- _Exercise description_:
Each record below is to be copied word for word, with pictures removed.

- _Task data_:

◇ ◇ ◇ ◇

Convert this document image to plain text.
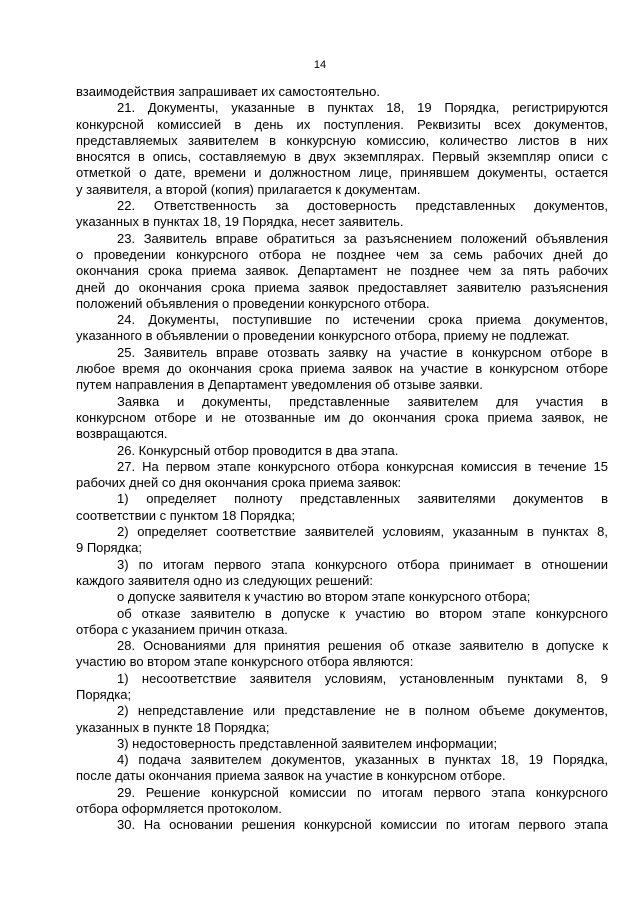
14
взаимодействия запрашивает их самостоятельно.
21. Документы, указанные в пунктах 18, 19 Порядка, регистрируются
конкурсной комиссией в день их поступления. Реквизиты всех документов,
представляемых заявителем в конкурсную комиссию, количество листов в них
вносятся в опись, составляемую в двух экземплярах. Первый экземпляр описи с
отметкой о дате, времени и должностном лице, принявшем документы, остается
у заявителя, а второй (копия) прилагается к документам.
22. Ответственность за достоверность представленных документов,
указанных в пунктах 18, 19 Порядка, несет заявитель.
23. Заявитель вправе обратиться за разъяснением положений объявления
о проведении конкурсного отбора не позднее чем за семь рабочих дней до
окончания срока приема заявок. Департамент не позднее чем за пять рабочих
дней до окончания срока приема заявок предоставляет заявителю разъяснения
положений объявления о проведении конкурсного отбора.
24. Документы, поступившие по истечении срока приема документов,
указанного в объявлении о проведении конкурсного отбора, приему не подлежат.
25. Заявитель вправе отозвать заявку на участие в конкурсном отборе в
любое время до окончания срока приема заявок на участие в конкурсном отборе
путем направления в Департамент уведомления об отзыве заявки.
Заявка и документы, представленные заявителем для участия в
конкурсном отборе и не отозванные им до окончания срока приема заявок, не
возвращаются.
26. Конкурсный отбор проводится в два этапа.
27. На первом этапе конкурсного отбора конкурсная комиссия в течение 15
рабочих дней со дня окончания срока приема заявок:
1) определяет полноту представленных заявителями документов в
соответствии с пунктом 18 Порядка;
2) определяет соответствие заявителей условиям, указанным в пунктах 8,
9 Порядка;
3) по итогам первого этапа конкурсного отбора принимает в отношении
каждого заявителя одно из следующих решений:
о допуске заявителя к участию во втором этапе конкурсного отбора;
об отказе заявителю в допуске к участию во втором этапе конкурсного
отбора с указанием причин отказа.
28. Основаниями для принятия решения об отказе заявителю в допуске к
участию во втором этапе конкурсного отбора являются:
1) несоответствие заявителя условиям, установленным пунктами 8, 9
Порядка;
2) непредставление или представление не в полном объеме документов,
указанных в пункте 18 Порядка;
3) недостоверность представленной заявителем информации;
4) подача заявителем документов, указанных в пунктах 18, 19 Порядка,
после даты окончания приема заявок на участие в конкурсном отборе.
29. Решение конкурсной комиссии по итогам первого этапа конкурсного
отбора оформляется протоколом.
30. На основании решения конкурсной комиссии по итогам первого этапа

◇ ◇ ◇ ◇

- _Task answer_:
Convert this document image to plain text.
14
взаимодействия запрашивает их самостоятельно.
21. Документы, указанные в пунктах 18, 19 Порядка, регистрируются
конкурсной комиссией в день их поступления. Реквизиты всех документов,
представляемых заявителем в конкурсную комиссию, количество листов в них
вносятся в опись, составляемую в двух экземплярах. Первый экземпляр описи с
отметкой о дате, времени и должностном лице, принявшем документы, остается
у заявителя, а второй (копия) прилагается к документам.
22. Ответственность за достоверность представленных документов,
указанных в пунктах 18, 19 Порядка, несет заявитель.
23. Заявитель вправе обратиться за разъяснением положений объявления
о проведении конкурсного отбора не позднее чем за семь рабочих дней до
окончания срока приема заявок. Департамент не позднее чем за пять рабочих
дней до окончания срока приема заявок предоставляет заявителю разъяснения
положений объявления о проведении конкурсного отбора.
24. Документы, поступившие по истечении срока приема документов,
указанного в объявлении о проведении конкурсного отбора, приему не подлежат.
25. Заявитель вправе отозвать заявку на участие в конкурсном отборе в
любое время до окончания срока приема заявок на участие в конкурсном отборе
путем направления в Департамент уведомления об отзыве заявки.
Заявка и документы, представленные заявителем для участия в
конкурсном отборе и не отозванные им до окончания срока приема заявок, не
возвращаются.
26. Конкурсный отбор проводится в два этапа.
27. На первом этапе конкурсного отбора конкурсная комиссия в течение 15
рабочих дней со дня окончания срока приема заявок:
1) определяет полноту представленных заявителями документов в
соответствии с пунктом 18 Порядка;
2) определяет соответствие заявителей условиям, указанным в пунктах 8,
9 Порядка;
3) по итогам первого этапа конкурсного отбора принимает в отношении
каждого заявителя одно из следующих решений:
о допуске заявителя к участию во втором этапе конкурсного отбора;
об отказе заявителю в допуске к участию во втором этапе конкурсного
отбора с указанием причин отказа.
28. Основаниями для принятия решения об отказе заявителю в допуске к
участию во втором этапе конкурсного отбора являются:
1) несоответствие заявителя условиям, установленным пунктами 8, 9
Порядка;
2) непредставление или представление не в полном объеме документов,
указанных в пункте 18 Порядка;
3) недостоверность представленной заявителем информации;
4) подача заявителем документов, указанных в пунктах 18, 19 Порядка,
после даты окончания приема заявок на участие в конкурсном отборе.
29. Решение конкурсной комиссии по итогам первого этапа конкурсного
отбора оформляется протоколом.
30. На основании решения конкурсной комиссии по итогам первого этапа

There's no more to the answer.